Every entry needs to be reproduced exactly.

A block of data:
________

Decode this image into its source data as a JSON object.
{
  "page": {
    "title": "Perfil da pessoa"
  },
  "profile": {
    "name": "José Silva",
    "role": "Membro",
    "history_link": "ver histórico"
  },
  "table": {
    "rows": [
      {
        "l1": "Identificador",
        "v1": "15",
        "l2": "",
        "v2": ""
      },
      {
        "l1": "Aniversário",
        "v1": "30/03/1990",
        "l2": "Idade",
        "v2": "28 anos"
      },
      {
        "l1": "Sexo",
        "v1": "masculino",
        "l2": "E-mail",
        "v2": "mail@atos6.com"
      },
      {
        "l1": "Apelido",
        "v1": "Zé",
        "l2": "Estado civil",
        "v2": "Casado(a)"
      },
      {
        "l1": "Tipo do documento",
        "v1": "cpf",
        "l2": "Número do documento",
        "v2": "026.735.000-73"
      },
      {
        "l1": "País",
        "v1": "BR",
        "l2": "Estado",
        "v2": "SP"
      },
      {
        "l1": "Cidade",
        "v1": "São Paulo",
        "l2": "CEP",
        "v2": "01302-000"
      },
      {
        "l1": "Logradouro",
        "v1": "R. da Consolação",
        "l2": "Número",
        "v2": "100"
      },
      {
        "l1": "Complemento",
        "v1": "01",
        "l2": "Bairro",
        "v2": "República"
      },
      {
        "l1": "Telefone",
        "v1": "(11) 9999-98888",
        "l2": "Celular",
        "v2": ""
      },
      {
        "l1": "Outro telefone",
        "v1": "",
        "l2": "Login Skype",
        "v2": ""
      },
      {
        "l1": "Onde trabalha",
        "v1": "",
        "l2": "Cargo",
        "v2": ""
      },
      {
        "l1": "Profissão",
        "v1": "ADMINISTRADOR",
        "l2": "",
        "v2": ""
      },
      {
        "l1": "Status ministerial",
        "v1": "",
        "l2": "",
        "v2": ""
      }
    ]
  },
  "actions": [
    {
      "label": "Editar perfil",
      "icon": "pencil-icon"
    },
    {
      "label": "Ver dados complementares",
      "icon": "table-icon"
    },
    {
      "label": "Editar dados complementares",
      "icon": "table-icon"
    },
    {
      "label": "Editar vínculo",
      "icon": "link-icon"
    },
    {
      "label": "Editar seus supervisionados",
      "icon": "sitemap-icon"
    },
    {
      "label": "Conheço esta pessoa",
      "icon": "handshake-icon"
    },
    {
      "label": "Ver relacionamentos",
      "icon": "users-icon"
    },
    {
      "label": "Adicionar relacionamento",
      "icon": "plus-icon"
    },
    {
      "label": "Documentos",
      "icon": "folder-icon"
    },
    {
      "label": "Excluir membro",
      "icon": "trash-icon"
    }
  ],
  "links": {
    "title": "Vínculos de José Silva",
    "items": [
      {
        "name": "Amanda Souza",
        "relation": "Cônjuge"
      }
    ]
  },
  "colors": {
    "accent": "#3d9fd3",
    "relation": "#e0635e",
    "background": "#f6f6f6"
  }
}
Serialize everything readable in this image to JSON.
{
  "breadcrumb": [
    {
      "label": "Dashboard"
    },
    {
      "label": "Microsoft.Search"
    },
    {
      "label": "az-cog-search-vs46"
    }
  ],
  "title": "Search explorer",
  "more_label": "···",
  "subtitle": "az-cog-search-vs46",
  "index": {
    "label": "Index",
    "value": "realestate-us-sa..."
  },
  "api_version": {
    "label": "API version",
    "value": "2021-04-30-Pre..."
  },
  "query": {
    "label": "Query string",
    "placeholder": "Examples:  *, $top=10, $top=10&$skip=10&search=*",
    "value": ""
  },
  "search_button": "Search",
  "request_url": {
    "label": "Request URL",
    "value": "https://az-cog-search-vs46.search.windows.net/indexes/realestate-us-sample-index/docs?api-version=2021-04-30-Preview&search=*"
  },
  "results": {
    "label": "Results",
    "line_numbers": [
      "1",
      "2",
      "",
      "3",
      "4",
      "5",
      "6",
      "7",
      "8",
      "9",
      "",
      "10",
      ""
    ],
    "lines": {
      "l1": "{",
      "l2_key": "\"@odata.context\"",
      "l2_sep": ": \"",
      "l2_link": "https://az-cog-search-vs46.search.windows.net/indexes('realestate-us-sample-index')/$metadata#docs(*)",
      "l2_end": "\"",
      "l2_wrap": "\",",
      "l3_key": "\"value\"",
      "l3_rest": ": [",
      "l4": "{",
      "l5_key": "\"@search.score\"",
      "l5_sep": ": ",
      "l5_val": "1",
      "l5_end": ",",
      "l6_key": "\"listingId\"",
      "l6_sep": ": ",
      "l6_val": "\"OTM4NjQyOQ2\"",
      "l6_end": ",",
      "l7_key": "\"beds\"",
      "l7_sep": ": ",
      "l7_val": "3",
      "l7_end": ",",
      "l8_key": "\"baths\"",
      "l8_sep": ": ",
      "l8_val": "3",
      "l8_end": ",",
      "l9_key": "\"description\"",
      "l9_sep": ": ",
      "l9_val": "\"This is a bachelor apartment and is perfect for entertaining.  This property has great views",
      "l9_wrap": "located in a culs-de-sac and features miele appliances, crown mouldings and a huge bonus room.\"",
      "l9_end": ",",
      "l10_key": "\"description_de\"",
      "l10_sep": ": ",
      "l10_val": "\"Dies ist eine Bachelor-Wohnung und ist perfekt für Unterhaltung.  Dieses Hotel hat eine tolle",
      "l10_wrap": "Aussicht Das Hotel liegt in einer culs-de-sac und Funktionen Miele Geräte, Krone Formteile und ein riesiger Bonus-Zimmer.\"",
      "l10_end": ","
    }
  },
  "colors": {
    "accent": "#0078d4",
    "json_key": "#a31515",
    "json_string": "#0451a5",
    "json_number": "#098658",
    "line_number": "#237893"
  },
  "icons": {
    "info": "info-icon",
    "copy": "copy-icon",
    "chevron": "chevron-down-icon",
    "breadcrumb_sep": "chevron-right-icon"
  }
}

________

## Solution to this problem
Decode this image into its source data as a JSON object.
{
  "page": {
    "title": "Perfil da pessoa"
  },
  "profile": {
    "name": "José Silva",
    "role": "Membro",
    "history_link": "ver histórico"
  },
  "table": {
    "rows": [
      {
        "l1": "Identificador",
        "v1": "15",
        "l2": "",
        "v2": ""
      },
      {
        "l1": "Aniversário",
        "v1": "30/03/1990",
        "l2": "Idade",
        "v2": "28 anos"
      },
      {
        "l1": "Sexo",
        "v1": "masculino",
        "l2": "E-mail",
        "v2": "mail@atos6.com"
      },
      {
        "l1": "Apelido",
        "v1": "Zé",
        "l2": "Estado civil",
        "v2": "Casado(a)"
      },
      {
        "l1": "Tipo do documento",
        "v1": "cpf",
        "l2": "Número do documento",
        "v2": "026.735.000-73"
      },
      {
        "l1": "País",
        "v1": "BR",
        "l2": "Estado",
        "v2": "SP"
      },
      {
        "l1": "Cidade",
        "v1": "São Paulo",
        "l2": "CEP",
        "v2": "01302-000"
      },
      {
        "l1": "Logradouro",
        "v1": "R. da Consolação",
        "l2": "Número",
        "v2": "100"
      },
      {
        "l1": "Complemento",
        "v1": "01",
        "l2": "Bairro",
        "v2": "República"
      },
      {
        "l1": "Telefone",
        "v1": "(11) 9999-98888",
        "l2": "Celular",
        "v2": ""
      },
      {
        "l1": "Outro telefone",
        "v1": "",
        "l2": "Login Skype",
        "v2": ""
      },
      {
        "l1": "Onde trabalha",
        "v1": "",
        "l2": "Cargo",
        "v2": ""
      },
      {
        "l1": "Profissão",
        "v1": "ADMINISTRADOR",
        "l2": "",
        "v2": ""
      },
      {
        "l1": "Status ministerial",
        "v1": "",
        "l2": "",
        "v2": ""
      }
    ]
  },
  "actions": [
    {
      "label": "Editar perfil",
      "icon": "pencil-icon"
    },
    {
      "label": "Ver dados complementares",
      "icon": "table-icon"
    },
    {
      "label": "Editar dados complementares",
      "icon": "table-icon"
    },
    {
      "label": "Editar vínculo",
      "icon": "link-icon"
    },
    {
      "label": "Editar seus supervisionados",
      "icon": "sitemap-icon"
    },
    {
      "label": "Conheço esta pessoa",
      "icon": "handshake-icon"
    },
    {
      "label": "Ver relacionamentos",
      "icon": "users-icon"
    },
    {
      "label": "Adicionar relacionamento",
      "icon": "plus-icon"
    },
    {
      "label": "Documentos",
      "icon": "folder-icon"
    },
    {
      "label": "Excluir membro",
      "icon": "trash-icon"
    }
  ],
  "links": {
    "title": "Vínculos de José Silva",
    "items": [
      {
        "name": "Amanda Souza",
        "relation": "Cônjuge"
      }
    ]
  },
  "colors": {
    "accent": "#3d9fd3",
    "relation": "#e0635e",
    "background": "#f6f6f6"
  }
}
Serialize everything readable in this image to JSON.
{
  "breadcrumb": [
    {
      "label": "Dashboard"
    },
    {
      "label": "Microsoft.Search"
    },
    {
      "label": "az-cog-search-vs46"
    }
  ],
  "title": "Search explorer",
  "more_label": "···",
  "subtitle": "az-cog-search-vs46",
  "index": {
    "label": "Index",
    "value": "realestate-us-sa..."
  },
  "api_version": {
    "label": "API version",
    "value": "2021-04-30-Pre..."
  },
  "query": {
    "label": "Query string",
    "placeholder": "Examples:  *, $top=10, $top=10&$skip=10&search=*",
    "value": ""
  },
  "search_button": "Search",
  "request_url": {
    "label": "Request URL",
    "value": "https://az-cog-search-vs46.search.windows.net/indexes/realestate-us-sample-index/docs?api-version=2021-04-30-Preview&search=*"
  },
  "results": {
    "label": "Results",
    "line_numbers": [
      "1",
      "2",
      "",
      "3",
      "4",
      "5",
      "6",
      "7",
      "8",
      "9",
      "",
      "10",
      ""
    ],
    "lines": {
      "l1": "{",
      "l2_key": "\"@odata.context\"",
      "l2_sep": ": \"",
      "l2_link": "https://az-cog-search-vs46.search.windows.net/indexes('realestate-us-sample-index')/$metadata#docs(*)",
      "l2_end": "\"",
      "l2_wrap": "\",",
      "l3_key": "\"value\"",
      "l3_rest": ": [",
      "l4": "{",
      "l5_key": "\"@search.score\"",
      "l5_sep": ": ",
      "l5_val": "1",
      "l5_end": ",",
      "l6_key": "\"listingId\"",
      "l6_sep": ": ",
      "l6_val": "\"OTM4NjQyOQ2\"",
      "l6_end": ",",
      "l7_key": "\"beds\"",
      "l7_sep": ": ",
      "l7_val": "3",
      "l7_end": ",",
      "l8_key": "\"baths\"",
      "l8_sep": ": ",
      "l8_val": "3",
      "l8_end": ",",
      "l9_key": "\"description\"",
      "l9_sep": ": ",
      "l9_val": "\"This is a bachelor apartment and is perfect for entertaining.  This property has great views",
      "l9_wrap": "located in a culs-de-sac and features miele appliances, crown mouldings and a huge bonus room.\"",
      "l9_end": ",",
      "l10_key": "\"description_de\"",
      "l10_sep": ": ",
      "l10_val": "\"Dies ist eine Bachelor-Wohnung und ist perfekt für Unterhaltung.  Dieses Hotel hat eine tolle",
      "l10_wrap": "Aussicht Das Hotel liegt in einer culs-de-sac und Funktionen Miele Geräte, Krone Formteile und ein riesiger Bonus-Zimmer.\"",
      "l10_end": ","
    }
  },
  "colors": {
    "accent": "#0078d4",
    "json_key": "#a31515",
    "json_string": "#0451a5",
    "json_number": "#098658",
    "line_number": "#237893"
  },
  "icons": {
    "info": "info-icon",
    "copy": "copy-icon",
    "chevron": "chevron-down-icon",
    "breadcrumb_sep": "chevron-right-icon"
  }
}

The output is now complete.